### Your objective
Starting at the line with "publisher-line: 高等教育出版社 xyxy=(678,540,865,556)" and ending at the line with "cloud-decoration xyxy=(5,927,100,987)", write out only those lines again, swapping "interactable" for "clickable" and changing nothing else.

— BEGIN Records —

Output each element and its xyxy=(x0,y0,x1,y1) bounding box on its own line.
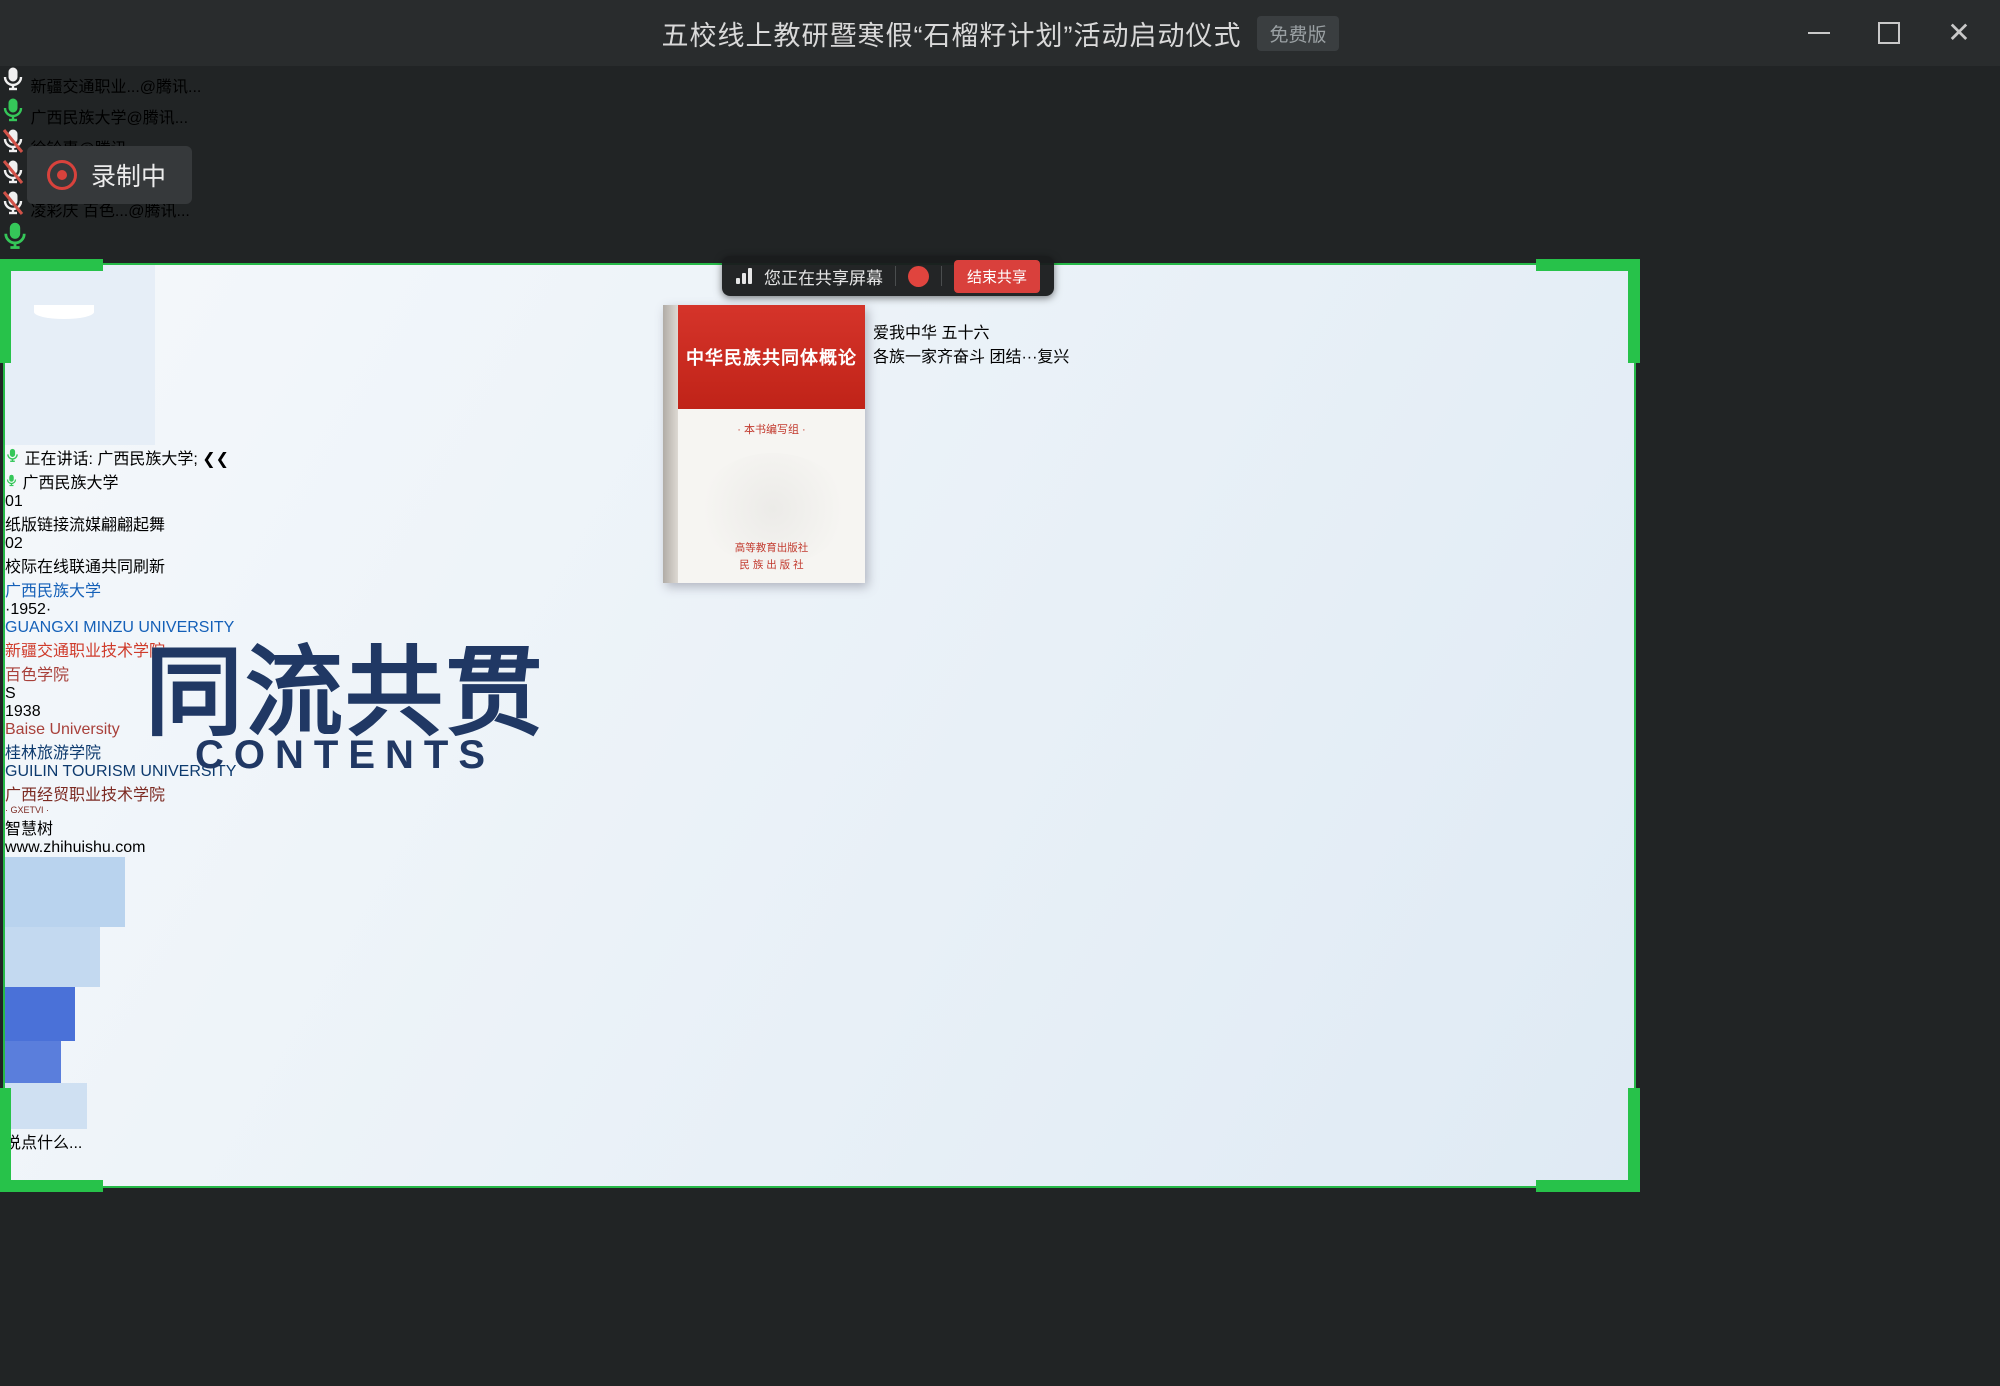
publisher-line: 高等教育出版社 xyxy=(678,540,865,556)
maximize-button[interactable] xyxy=(1854,0,1924,66)
chat-input[interactable]: 说点什么... xyxy=(5,1129,1634,1153)
participant-name-label: 徐铃惠@腾讯... xyxy=(0,128,2000,159)
participant-tile-xulinghui[interactable]: 徐铃惠@腾讯... xyxy=(0,128,2000,159)
publisher-line: 民 族 出 版 社 xyxy=(678,557,865,573)
close-icon: ✕ xyxy=(1947,19,1970,47)
cloud-decoration xyxy=(5,927,100,987)
presentation-slide: 同流共贯 CONTENTS 中华民族共同体概论 · 本书编写组 · 高等教育出版… xyxy=(5,265,1634,1186)
book-publishers: 高等教育出版社 民 族 出 版 社 xyxy=(678,540,865,573)
participant-tile-lingcaiqing[interactable]: 凌彩庆 百色...@腾讯... xyxy=(0,190,2000,221)
share-corner-marker xyxy=(1536,1088,1640,1192)
share-status-text: 您正在共享屏幕 xyxy=(764,264,883,289)
book-title: 中华民族共同体概论 xyxy=(686,344,857,370)
participant-tile-quxiaochen[interactable]: 曲小辰@腾讯... xyxy=(0,159,2000,190)
mic-live-icon xyxy=(0,97,26,123)
participant-name-label: 凌彩庆 百色...@腾讯... xyxy=(0,190,2000,221)
participant-tile-xinjiang-jiaotong[interactable]: 新疆交通职业...@腾讯... xyxy=(0,66,2000,97)
participant-name-label: 广西民族大学@腾讯... xyxy=(0,97,2000,128)
meeting-title: 五校线上教研暨寒假“石榴籽计划”活动启动仪式 xyxy=(662,14,1242,53)
record-button[interactable] xyxy=(908,266,929,287)
zhihuishu-url: www.zhihuishu.com xyxy=(5,839,1634,857)
cloud-decoration xyxy=(5,857,125,927)
speaking-status: 正在讲话: 广西民族大学; xyxy=(24,451,197,468)
participant-tile-guangxi-minzu[interactable]: 广西民族大学@腾讯... xyxy=(0,97,2000,128)
cloud-decoration xyxy=(5,1041,61,1083)
mic-muted-icon xyxy=(0,128,26,154)
mic-live-icon xyxy=(5,473,18,488)
book-spine xyxy=(663,305,678,583)
agenda-text-2: 校际在线联通共同刷新 xyxy=(5,559,165,576)
banner-image: 爱我中华 五十六 各族一家齐奋斗 团结···复兴 xyxy=(873,319,1510,582)
mic-muted-icon xyxy=(0,190,26,216)
mic-live-icon xyxy=(5,447,20,464)
divider xyxy=(895,266,896,286)
logo-caption: · GXETVI · xyxy=(5,805,1634,815)
participant-name: 凌彩庆 百色... xyxy=(30,203,128,220)
minimize-icon xyxy=(1808,32,1830,34)
slide-subtitle: CONTENTS xyxy=(135,733,555,778)
minimize-button[interactable] xyxy=(1784,0,1854,66)
book-title-band: 中华民族共同体概论 xyxy=(678,305,865,409)
mic-live-icon[interactable] xyxy=(0,221,30,251)
title-bar: 五校线上教研暨寒假“石榴籽计划”活动启动仪式 免费版 ✕ xyxy=(0,0,2000,66)
recording-badge[interactable]: 录制中 xyxy=(27,146,192,204)
book-cover: 中华民族共同体概论 · 本书编写组 · 高等教育出版社 民 族 出 版 社 xyxy=(663,305,865,583)
logo-gxetvi: 广西经贸职业技术学院 · GXETVI · xyxy=(5,781,1634,815)
participant-suffix: @腾讯... xyxy=(140,79,202,96)
divider xyxy=(941,266,942,286)
logo-name: 广西经贸职业技术学院 xyxy=(5,781,1634,805)
share-corner-marker xyxy=(0,259,103,363)
cloud-decoration xyxy=(5,987,75,1041)
free-version-badge: 免费版 xyxy=(1257,16,1338,51)
signal-icon xyxy=(736,268,752,284)
mic-muted-icon xyxy=(0,159,26,185)
close-button[interactable]: ✕ xyxy=(1924,0,1994,66)
participant-suffix: @腾讯... xyxy=(128,203,190,220)
logo-zhihuishu: 智慧树 www.zhihuishu.com xyxy=(5,815,1634,857)
participant-name: 广西民族大学 xyxy=(30,110,126,127)
book-byline: · 本书编写组 · xyxy=(678,421,865,437)
meeting-window: 五校线上教研暨寒假“石榴籽计划”活动启动仪式 免费版 ✕ 录制中 您正在共享屏幕… xyxy=(0,0,2000,1386)
participant-name-label: 曲小辰@腾讯... xyxy=(0,159,2000,190)
recording-icon xyxy=(47,160,77,190)
participant-name-label: 新疆交通职业...@腾讯... xyxy=(0,66,2000,97)
screen-share-toolbar: 您正在共享屏幕 结束共享 xyxy=(722,256,1054,296)
banner-subline: 各族一家齐奋斗 团结···复兴 xyxy=(873,343,1510,367)
shared-screen-region: 同流共贯 CONTENTS 中华民族共同体概论 · 本书编写组 · 高等教育出版… xyxy=(5,265,1634,1186)
zhihuishu-wordmark: 智慧树 xyxy=(5,815,1634,839)
collapse-icon[interactable]: ❮❮ xyxy=(202,451,229,468)
speaker-name: 广西民族大学 xyxy=(22,475,118,492)
agenda-text-1: 纸版链接流媒翩翩起舞 xyxy=(5,517,165,534)
banner-headline: 爱我中华 五十六 xyxy=(873,319,1510,343)
window-controls: ✕ xyxy=(1784,0,1994,66)
share-corner-marker xyxy=(1536,259,1640,363)
participant-name: 新疆交通职业... xyxy=(30,79,139,96)
maximize-icon xyxy=(1878,22,1900,44)
share-corner-marker xyxy=(0,1088,103,1192)
stop-share-button[interactable]: 结束共享 xyxy=(954,260,1040,293)
participant-suffix: @腾讯... xyxy=(126,110,188,127)
recording-label: 录制中 xyxy=(91,157,166,193)
mic-on-icon xyxy=(0,66,26,92)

— END Records —

### Result of the exercise
publisher-line: 高等教育出版社 xyxy=(678,540,865,556)
maximize-button[clickable] xyxy=(1854,0,1924,66)
chat-input[clickable]: 说点什么... xyxy=(5,1129,1634,1153)
participant-name-label: 徐铃惠@腾讯... xyxy=(0,128,2000,159)
participant-tile-xulinghui[clickable]: 徐铃惠@腾讯... xyxy=(0,128,2000,159)
publisher-line: 民 族 出 版 社 xyxy=(678,557,865,573)
close-icon: ✕ xyxy=(1947,19,1970,47)
cloud-decoration xyxy=(5,927,100,987)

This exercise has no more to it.